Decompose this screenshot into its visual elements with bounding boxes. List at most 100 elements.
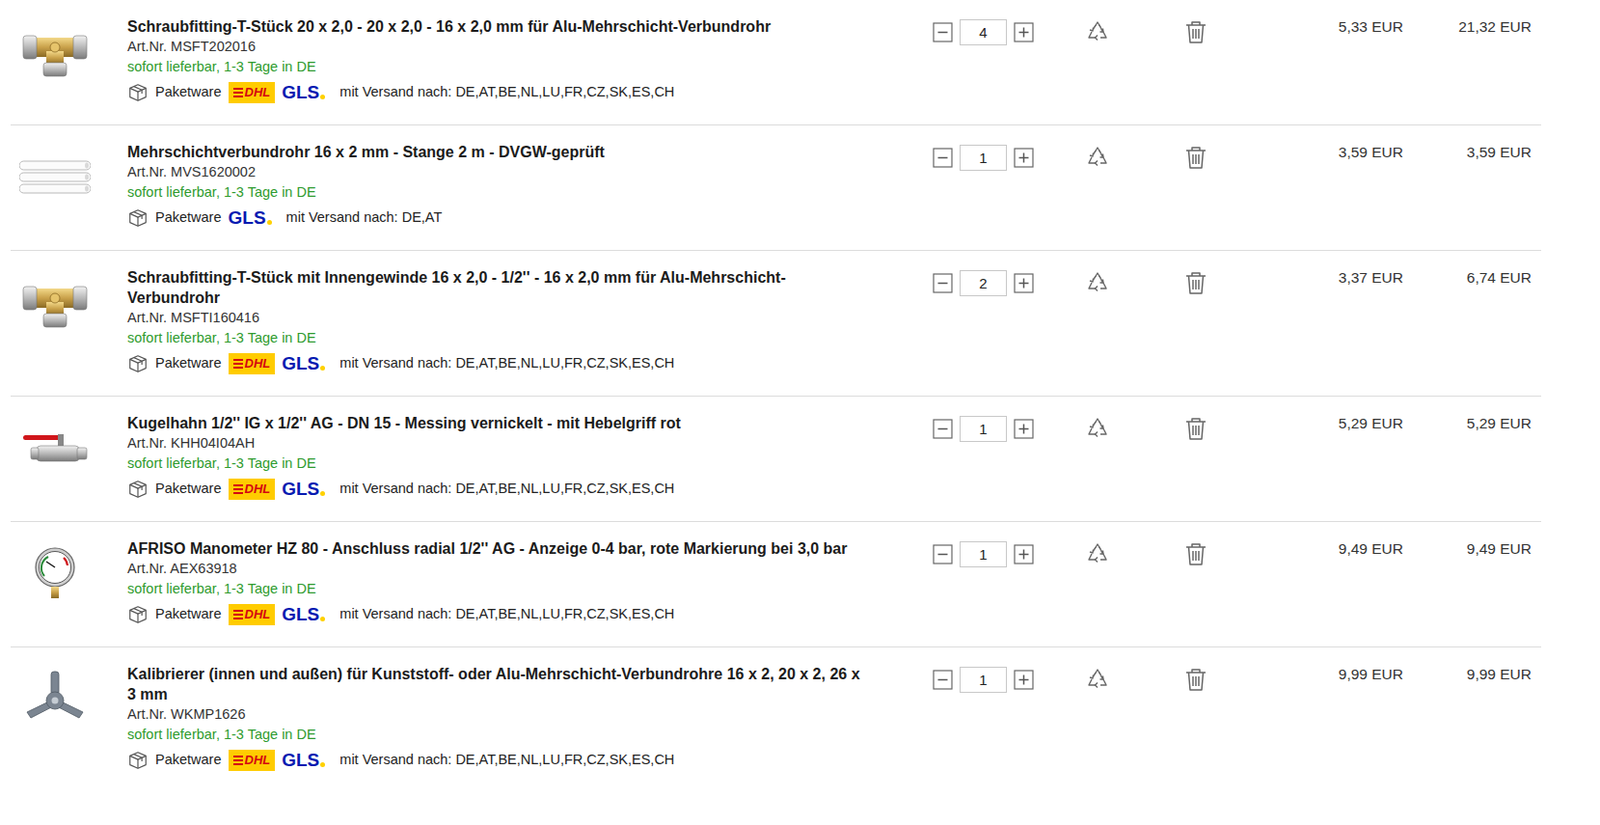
valve-image-icon[interactable]	[19, 418, 91, 477]
product-image[interactable]	[10, 267, 128, 331]
recycle-button[interactable]	[1041, 141, 1154, 170]
article-number: Art.Nr. MVS1620002	[127, 162, 933, 183]
trash-icon[interactable]	[1183, 19, 1209, 45]
calibrator-image-icon[interactable]	[19, 669, 91, 728]
gauge-image-icon[interactable]	[19, 543, 91, 602]
gls-label: GLS	[281, 604, 320, 624]
line-total: 6,74 EUR	[1403, 267, 1532, 288]
product-title[interactable]: Kalibrierer (innen und außen) für Kunsts…	[127, 663, 870, 705]
recycle-button[interactable]	[1041, 663, 1154, 692]
plus-icon[interactable]	[1013, 147, 1034, 168]
recycle-button[interactable]	[1041, 412, 1154, 441]
delete-button[interactable]	[1153, 663, 1239, 692]
line-total: 21,32 EUR	[1403, 16, 1532, 37]
cart-row: Schraubfitting-T-Stück mit Innengewinde …	[10, 250, 1542, 397]
quantity-input[interactable]	[959, 415, 1007, 442]
shipping-info: PaketwareDHLGLSmit Versand nach: DE,AT,B…	[127, 601, 933, 627]
unit-price: 5,33 EUR	[1238, 16, 1404, 37]
dhl-logo: DHL	[228, 749, 276, 771]
shipping-countries: mit Versand nach: DE,AT,BE,NL,LU,FR,CZ,S…	[339, 352, 675, 375]
gls-logo: GLS	[281, 82, 326, 103]
package-label: Paketware	[155, 352, 222, 375]
delete-button[interactable]	[1153, 538, 1239, 567]
trash-icon[interactable]	[1183, 415, 1209, 441]
quantity-input[interactable]	[959, 541, 1007, 568]
article-number: Art.Nr. WKMP1626	[127, 704, 933, 725]
package-icon	[127, 749, 149, 771]
recycle-icon[interactable]	[1084, 541, 1111, 567]
gls-label: GLS	[281, 353, 320, 374]
package-icon	[127, 81, 149, 104]
minus-icon[interactable]	[932, 22, 953, 43]
trash-icon[interactable]	[1183, 270, 1209, 296]
gls-logo: GLS	[281, 479, 326, 499]
package-icon	[127, 478, 149, 500]
pipe-image-icon[interactable]	[19, 147, 91, 206]
package-icon	[127, 352, 149, 375]
tee-image-icon[interactable]	[19, 272, 91, 331]
unit-price: 3,59 EUR	[1238, 141, 1404, 163]
plus-icon[interactable]	[1013, 669, 1034, 690]
recycle-button[interactable]	[1041, 267, 1154, 296]
shipping-info: PaketwareDHLGLSmit Versand nach: DE,AT,B…	[127, 476, 933, 502]
minus-icon[interactable]	[932, 418, 953, 439]
stripes-icon	[233, 608, 244, 621]
plus-icon[interactable]	[1013, 272, 1034, 294]
quantity-input[interactable]	[959, 19, 1007, 46]
gls-label: GLS	[228, 208, 267, 228]
gls-label: GLS	[281, 82, 320, 103]
product-title[interactable]: Schraubfitting-T-Stück 20 x 2,0 - 20 x 2…	[127, 16, 870, 37]
quantity-input[interactable]	[959, 666, 1007, 693]
product-title[interactable]: Kugelhahn 1/2'' IG x 1/2'' AG - DN 15 - …	[127, 412, 870, 434]
delete-button[interactable]	[1153, 141, 1239, 170]
availability: sofort lieferbar, 1-3 Tage in DE	[127, 578, 933, 599]
quantity-input[interactable]	[959, 270, 1007, 297]
product-image[interactable]	[10, 663, 128, 728]
trash-icon[interactable]	[1183, 144, 1209, 170]
shipping-countries: mit Versand nach: DE,AT,BE,NL,LU,FR,CZ,S…	[339, 749, 675, 771]
plus-icon[interactable]	[1013, 543, 1034, 565]
trash-icon[interactable]	[1183, 666, 1209, 692]
delete-button[interactable]	[1153, 267, 1239, 296]
product-image[interactable]	[10, 141, 128, 206]
minus-icon[interactable]	[932, 669, 953, 690]
delete-button[interactable]	[1153, 16, 1239, 45]
quantity-control	[932, 141, 1042, 171]
recycle-icon[interactable]	[1084, 19, 1111, 45]
recycle-icon[interactable]	[1084, 270, 1111, 296]
line-total: 5,29 EUR	[1403, 412, 1532, 434]
minus-icon[interactable]	[932, 147, 953, 168]
gls-dot	[320, 616, 326, 622]
plus-icon[interactable]	[1013, 22, 1034, 43]
gls-logo: GLS	[281, 353, 326, 374]
product-title[interactable]: Mehrschichtverbundrohr 16 x 2 mm - Stang…	[127, 141, 870, 163]
minus-icon[interactable]	[932, 272, 953, 294]
product-image[interactable]	[10, 16, 128, 81]
quantity-control	[932, 538, 1042, 568]
tee-image-icon[interactable]	[19, 22, 91, 81]
product-image[interactable]	[10, 412, 128, 477]
dhl-label: DHL	[244, 752, 272, 768]
product-image[interactable]	[10, 538, 128, 602]
recycle-icon[interactable]	[1084, 144, 1111, 170]
quantity-control	[932, 412, 1042, 442]
quantity-input[interactable]	[959, 144, 1007, 171]
recycle-button[interactable]	[1041, 538, 1154, 567]
delete-button[interactable]	[1153, 412, 1239, 441]
availability: sofort lieferbar, 1-3 Tage in DE	[127, 453, 933, 474]
cart-row: Mehrschichtverbundrohr 16 x 2 mm - Stang…	[10, 125, 1542, 251]
line-total: 3,59 EUR	[1403, 141, 1532, 163]
product-title[interactable]: Schraubfitting-T-Stück mit Innengewinde …	[127, 267, 870, 308]
product-title[interactable]: AFRISO Manometer HZ 80 - Anschluss radia…	[127, 538, 870, 559]
stripes-icon	[233, 483, 244, 495]
cart-list: Schraubfitting-T-Stück 20 x 2,0 - 20 x 2…	[10, 0, 1542, 792]
recycle-icon[interactable]	[1084, 666, 1111, 692]
gls-dot	[267, 219, 272, 225]
plus-icon[interactable]	[1013, 418, 1034, 439]
recycle-icon[interactable]	[1084, 415, 1111, 441]
cart-row: Kalibrierer (innen und außen) für Kunsts…	[10, 647, 1542, 792]
trash-icon[interactable]	[1183, 541, 1209, 567]
recycle-button[interactable]	[1041, 16, 1154, 45]
minus-icon[interactable]	[932, 543, 953, 565]
shipping-info: PaketwareDHLGLSmit Versand nach: DE,AT,B…	[127, 351, 933, 377]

**********

*DIRECTIONS*.
Pull out and copy every line in the items above that contains the string "control".

*SOLUTION TO THIS TASK*.
quantity-control	[932, 141, 1042, 171]
quantity-control	[932, 538, 1042, 568]
quantity-control	[932, 412, 1042, 442]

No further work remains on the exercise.